# [Aim]
Go through the lines below and copy each one that holds the string "Precipitation".

--- START OF Data rows ---

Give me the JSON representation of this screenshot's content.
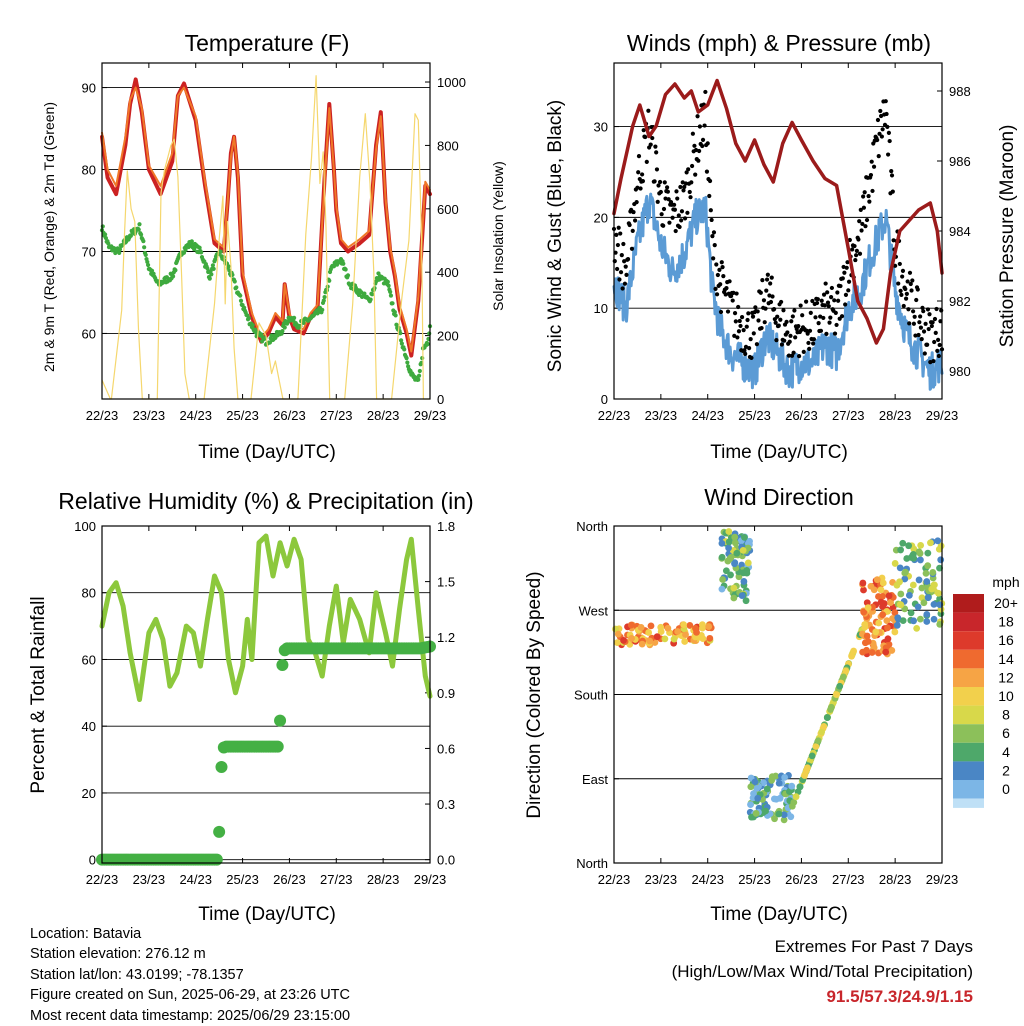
{
  "colors": {
    "temp_2m": "#cc2222",
    "temp_9m": "#f07828",
    "dewpoint": "#3eaa3e",
    "solar": "#f5d76e",
    "wind": "#5b9bd5",
    "gust": "#000000",
    "pressure": "#9b1b1b",
    "rh": "#8cc83c",
    "precip": "#44b044"
  },
  "chart_data": [
    {
      "id": "temperature",
      "type": "line",
      "title": "Temperature (F)",
      "xlabel": "Time (Day/UTC)",
      "ylabel": "2m & 9m T (Red, Orange) & 2m Td (Green)",
      "y2label": "Solar Insolation (Yellow)",
      "x_ticks": [
        "22/23",
        "23/23",
        "24/23",
        "25/23",
        "26/23",
        "27/23",
        "28/23",
        "29/23"
      ],
      "x_range": [
        0,
        7
      ],
      "ylim": [
        52,
        93
      ],
      "y_ticks": [
        60,
        70,
        80,
        90
      ],
      "y2lim": [
        0,
        1060
      ],
      "y2_ticks": [
        0,
        200,
        400,
        600,
        800,
        1000
      ],
      "grid": true,
      "series": [
        {
          "key": "temp_2m",
          "axis": "left",
          "width": 4,
          "x": [
            0,
            0.12,
            0.3,
            0.5,
            0.6,
            0.72,
            0.85,
            1.0,
            1.25,
            1.5,
            1.62,
            1.75,
            2.0,
            2.2,
            2.4,
            2.6,
            2.68,
            2.75,
            2.82,
            2.9,
            3.0,
            3.2,
            3.4,
            3.55,
            3.7,
            3.85,
            3.9,
            4.0,
            4.1,
            4.3,
            4.45,
            4.6,
            4.75,
            4.85,
            4.95,
            5.0,
            5.1,
            5.25,
            5.5,
            5.7,
            5.85,
            5.95,
            6.05,
            6.15,
            6.25,
            6.35,
            6.5,
            6.6,
            6.75,
            6.9,
            7.0
          ],
          "y": [
            84,
            79,
            77,
            83,
            88,
            91,
            87,
            80,
            77,
            81,
            89,
            90.5,
            86,
            78,
            71,
            70,
            76,
            82,
            84,
            79,
            67,
            62,
            59,
            60,
            62,
            61,
            66,
            62,
            60.5,
            60,
            62,
            63,
            79,
            88,
            80,
            75,
            71,
            70,
            71,
            72,
            83,
            87,
            76,
            70,
            67,
            63,
            60,
            57.3,
            64,
            78,
            77
          ]
        },
        {
          "key": "temp_9m",
          "axis": "left",
          "width": 2,
          "x": [
            0,
            0.12,
            0.3,
            0.5,
            0.6,
            0.72,
            0.85,
            1.0,
            1.25,
            1.5,
            1.62,
            1.75,
            2.0,
            2.2,
            2.4,
            2.6,
            2.68,
            2.75,
            2.82,
            2.9,
            3.0,
            3.2,
            3.4,
            3.55,
            3.7,
            3.85,
            3.9,
            4.0,
            4.1,
            4.3,
            4.45,
            4.6,
            4.75,
            4.85,
            4.95,
            5.0,
            5.1,
            5.25,
            5.5,
            5.7,
            5.85,
            5.95,
            6.05,
            6.15,
            6.25,
            6.35,
            6.5,
            6.6,
            6.75,
            6.9,
            7.0
          ],
          "y": [
            84.5,
            80,
            78,
            84,
            88.5,
            90,
            87.5,
            80.5,
            78,
            82,
            89,
            90,
            86.5,
            78.5,
            71.5,
            70.5,
            76,
            81.5,
            84,
            79.5,
            67.5,
            62.5,
            59.5,
            60.5,
            62.5,
            61.5,
            66,
            62.5,
            61,
            60.5,
            62.5,
            63.5,
            78.5,
            87.5,
            80,
            75.5,
            71.5,
            70.5,
            71.5,
            72.5,
            82.5,
            86.5,
            76.5,
            70.5,
            67.5,
            63.5,
            60.5,
            57.8,
            64.5,
            78.5,
            77.5
          ]
        },
        {
          "key": "dewpoint",
          "axis": "left",
          "width": 3,
          "dotted": true,
          "x": [
            0,
            0.15,
            0.35,
            0.6,
            0.8,
            1.0,
            1.2,
            1.5,
            1.7,
            1.9,
            2.1,
            2.3,
            2.5,
            2.7,
            2.9,
            3.1,
            3.3,
            3.5,
            3.8,
            4.0,
            4.2,
            4.5,
            4.7,
            4.9,
            5.1,
            5.3,
            5.5,
            5.7,
            5.9,
            6.1,
            6.3,
            6.5,
            6.6,
            6.75,
            6.85,
            6.95,
            7.0
          ],
          "y": [
            73,
            70.5,
            70,
            72,
            73,
            68,
            66,
            67,
            70,
            71,
            70,
            67,
            70,
            68,
            65,
            62,
            60,
            59,
            60,
            62,
            61,
            62,
            63,
            68,
            69,
            66,
            65,
            64,
            67,
            66,
            61,
            57,
            55,
            54,
            58,
            59,
            61
          ]
        },
        {
          "key": "solar",
          "axis": "right",
          "width": 1.2,
          "x": [
            0,
            0.18,
            0.2,
            0.42,
            0.48,
            0.54,
            0.62,
            0.7,
            0.78,
            0.86,
            1.16,
            1.18,
            1.26,
            1.33,
            1.4,
            1.47,
            1.54,
            1.62,
            1.7,
            1.77,
            1.86,
            2.16,
            2.18,
            2.4,
            2.5,
            2.58,
            2.63,
            2.68,
            2.75,
            2.82,
            2.9,
            3.16,
            3.18,
            3.35,
            3.5,
            3.62,
            3.7,
            3.78,
            3.86,
            4.16,
            4.18,
            4.35,
            4.47,
            4.57,
            4.65,
            4.72,
            4.78,
            4.86,
            5.16,
            5.18,
            5.35,
            5.5,
            5.62,
            5.72,
            5.8,
            5.86,
            6.16,
            6.18,
            6.4,
            6.55,
            6.68,
            6.75,
            6.82,
            6.86,
            7.0
          ],
          "y": [
            60,
            0,
            0,
            280,
            520,
            720,
            600,
            560,
            220,
            0,
            0,
            0,
            650,
            720,
            760,
            800,
            820,
            700,
            380,
            80,
            0,
            0,
            0,
            300,
            500,
            640,
            300,
            560,
            420,
            160,
            0,
            0,
            0,
            240,
            200,
            80,
            120,
            60,
            0,
            0,
            0,
            520,
            760,
            1020,
            680,
            780,
            540,
            0,
            0,
            0,
            300,
            700,
            900,
            680,
            400,
            0,
            0,
            0,
            320,
            500,
            900,
            880,
            500,
            0,
            0
          ]
        }
      ]
    },
    {
      "id": "winds",
      "type": "scatter",
      "title": "Winds (mph) & Pressure (mb)",
      "xlabel": "Time (Day/UTC)",
      "ylabel": "Sonic Wind & Gust (Blue, Black)",
      "y2label": "Station Pressure (Maroon)",
      "x_ticks": [
        "22/23",
        "23/23",
        "24/23",
        "25/23",
        "26/23",
        "27/23",
        "28/23",
        "29/23"
      ],
      "x_range": [
        0,
        7
      ],
      "ylim": [
        0,
        37
      ],
      "y_ticks": [
        0,
        10,
        20,
        30
      ],
      "y2lim": [
        979.2,
        988.8
      ],
      "y2_ticks": [
        980,
        982,
        984,
        986,
        988
      ],
      "grid": true,
      "series": [
        {
          "key": "wind",
          "axis": "left",
          "width": 3,
          "x": [
            0,
            0.25,
            0.5,
            0.75,
            1.0,
            1.25,
            1.5,
            1.75,
            1.95,
            2.1,
            2.25,
            2.5,
            2.75,
            3.0,
            3.25,
            3.5,
            3.75,
            4.0,
            4.25,
            4.5,
            4.75,
            5.0,
            5.25,
            5.5,
            5.65,
            5.8,
            6.0,
            6.25,
            6.5,
            6.75,
            7.0
          ],
          "y": [
            13,
            10,
            17,
            22,
            17,
            14,
            16,
            20,
            21,
            12,
            8,
            5,
            4,
            3,
            7,
            5,
            3,
            4,
            4,
            6,
            5,
            10,
            12,
            16,
            18,
            20,
            12,
            7,
            5,
            3,
            4
          ]
        },
        {
          "key": "gust",
          "axis": "left",
          "width": 3,
          "dotted": true,
          "x": [
            0,
            0.25,
            0.5,
            0.75,
            1.0,
            1.25,
            1.5,
            1.75,
            1.95,
            2.1,
            2.25,
            2.5,
            2.75,
            3.0,
            3.25,
            3.5,
            3.75,
            4.0,
            4.25,
            4.5,
            4.75,
            5.0,
            5.25,
            5.5,
            5.65,
            5.8,
            6.0,
            6.25,
            6.5,
            6.75,
            7.0
          ],
          "y": [
            17,
            13,
            23,
            29,
            21,
            19,
            21,
            27,
            30,
            16,
            12,
            9,
            7,
            6,
            11,
            8,
            6,
            7,
            7,
            9,
            8,
            14,
            17,
            24,
            28,
            31,
            16,
            11,
            8,
            6,
            7
          ]
        },
        {
          "key": "pressure",
          "axis": "right",
          "width": 3.5,
          "x": [
            0,
            0.15,
            0.4,
            0.55,
            0.75,
            0.9,
            1.1,
            1.3,
            1.5,
            1.65,
            1.8,
            2.0,
            2.2,
            2.4,
            2.6,
            2.8,
            3.0,
            3.2,
            3.4,
            3.6,
            3.8,
            4.0,
            4.25,
            4.5,
            4.75,
            5.0,
            5.2,
            5.4,
            5.6,
            5.75,
            5.9,
            6.1,
            6.3,
            6.5,
            6.75,
            6.9,
            7.0
          ],
          "y": [
            984.5,
            985.5,
            987.0,
            987.6,
            986.7,
            987.0,
            987.9,
            988.2,
            987.8,
            988.0,
            987.4,
            987.6,
            988.3,
            987.5,
            986.5,
            986.0,
            986.6,
            985.9,
            985.4,
            986.5,
            987.1,
            986.6,
            986.0,
            985.5,
            985.3,
            983.5,
            982.0,
            981.5,
            980.8,
            981.2,
            982.8,
            984.0,
            984.3,
            984.6,
            984.8,
            984.0,
            982.8
          ]
        }
      ]
    },
    {
      "id": "humidity",
      "type": "line",
      "title": "Relative Humidity (%) & Precipitation (in)",
      "xlabel": "Time (Day/UTC)",
      "ylabel": "Percent & Total Rainfall",
      "x_ticks": [
        "22/23",
        "23/23",
        "24/23",
        "25/23",
        "26/23",
        "27/23",
        "28/23",
        "29/23"
      ],
      "x_range": [
        0,
        7
      ],
      "ylim": [
        -1,
        100
      ],
      "y_ticks": [
        0,
        20,
        40,
        60,
        80,
        100
      ],
      "y2lim": [
        -0.018,
        1.8
      ],
      "y2_ticks": [
        "0.0",
        "0.3",
        "0.6",
        "0.9",
        "1.2",
        "1.5",
        "1.8"
      ],
      "grid": true,
      "series": [
        {
          "key": "rh",
          "axis": "left",
          "width": 5,
          "x": [
            0,
            0.15,
            0.3,
            0.45,
            0.6,
            0.8,
            1.0,
            1.15,
            1.3,
            1.45,
            1.6,
            1.8,
            1.95,
            2.1,
            2.25,
            2.4,
            2.55,
            2.7,
            2.85,
            3.0,
            3.1,
            3.2,
            3.35,
            3.5,
            3.65,
            3.8,
            3.95,
            4.1,
            4.25,
            4.4,
            4.55,
            4.7,
            4.85,
            5.0,
            5.15,
            5.3,
            5.5,
            5.7,
            5.85,
            5.95,
            6.05,
            6.2,
            6.35,
            6.5,
            6.6,
            6.75,
            6.9,
            7.0
          ],
          "y": [
            70,
            80,
            83,
            76,
            62,
            48,
            68,
            72,
            66,
            52,
            56,
            70,
            68,
            58,
            72,
            85,
            80,
            60,
            50,
            58,
            72,
            60,
            95,
            97,
            85,
            95,
            88,
            96,
            90,
            66,
            62,
            55,
            70,
            82,
            65,
            78,
            72,
            62,
            80,
            74,
            68,
            58,
            75,
            90,
            96,
            75,
            55,
            49
          ]
        },
        {
          "key": "precip",
          "axis": "right",
          "width": 12,
          "dotted": true,
          "x": [
            0,
            2.3,
            2.45,
            2.48,
            2.5,
            2.52,
            2.55,
            2.58,
            2.62,
            2.7,
            3.6,
            3.75,
            3.8,
            3.82,
            3.85,
            3.88,
            3.92,
            4.0,
            5.6,
            5.8,
            6.0,
            6.2,
            6.4,
            6.6,
            6.8,
            7.0
          ],
          "y": [
            0,
            0,
            0,
            0.05,
            0.15,
            0.3,
            0.5,
            0.6,
            0.61,
            0.61,
            0.61,
            0.61,
            0.75,
            0.9,
            1.05,
            1.12,
            1.14,
            1.14,
            1.14,
            1.14,
            1.14,
            1.14,
            1.14,
            1.14,
            1.14,
            1.15
          ]
        }
      ]
    },
    {
      "id": "direction",
      "type": "scatter",
      "title": "Wind Direction",
      "xlabel": "Time (Day/UTC)",
      "ylabel": "Direction (Colored By Speed)",
      "x_ticks": [
        "22/23",
        "23/23",
        "24/23",
        "25/23",
        "26/23",
        "27/23",
        "28/23",
        "29/23"
      ],
      "x_range": [
        0,
        7
      ],
      "ylim": [
        0,
        360
      ],
      "y_ticks": [
        "North",
        "East",
        "South",
        "West",
        "North"
      ],
      "grid": true,
      "colorbar_title": "mph",
      "colorbar_labels": [
        "20+",
        "18",
        "16",
        "14",
        "12",
        "10",
        "8",
        "6",
        "4",
        "2",
        "0"
      ],
      "colorbar_colors": [
        "#b01c1c",
        "#c8262b",
        "#dd3a2b",
        "#ef6a2f",
        "#f6a445",
        "#f2d04c",
        "#d8d84a",
        "#8cc05a",
        "#4ea86a",
        "#4a86c5",
        "#7cb6e6",
        "#bfe0f6"
      ],
      "clusters": [
        {
          "x": [
            0.0,
            2.1
          ],
          "dir": [
            233,
            255
          ],
          "speed": 14
        },
        {
          "x": [
            2.3,
            2.9
          ],
          "dir": [
            280,
            355
          ],
          "speed": 6
        },
        {
          "x": [
            2.9,
            3.8
          ],
          "dir": [
            45,
            95
          ],
          "speed": 5
        },
        {
          "x": [
            3.8,
            5.3
          ],
          "dir": [
            60,
            250
          ],
          "speed": 9
        },
        {
          "x": [
            5.3,
            6.0
          ],
          "dir": [
            220,
            305
          ],
          "speed": 15
        },
        {
          "x": [
            6.0,
            7.0
          ],
          "dir": [
            250,
            345
          ],
          "speed": 7
        }
      ]
    }
  ],
  "info": {
    "location": "Location: Batavia",
    "elevation": "Station elevation: 276.12 m",
    "latlon": "Station lat/lon: 43.0199; -78.1357",
    "created": "Figure created on Sun, 2025-06-29, at 23:26 UTC",
    "timestamp": "Most recent data timestamp: 2025/06/29 23:15:00"
  },
  "extremes": {
    "title": "Extremes For Past 7 Days",
    "subtitle": "(High/Low/Max Wind/Total Precipitation)",
    "values": "91.5/57.3/24.9/1.15"
  }
}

--- END OF Data rows ---

# [Written solution]
      "title": "Relative Humidity (%) & Precipitation (in)",
    "subtitle": "(High/Low/Max Wind/Total Precipitation)",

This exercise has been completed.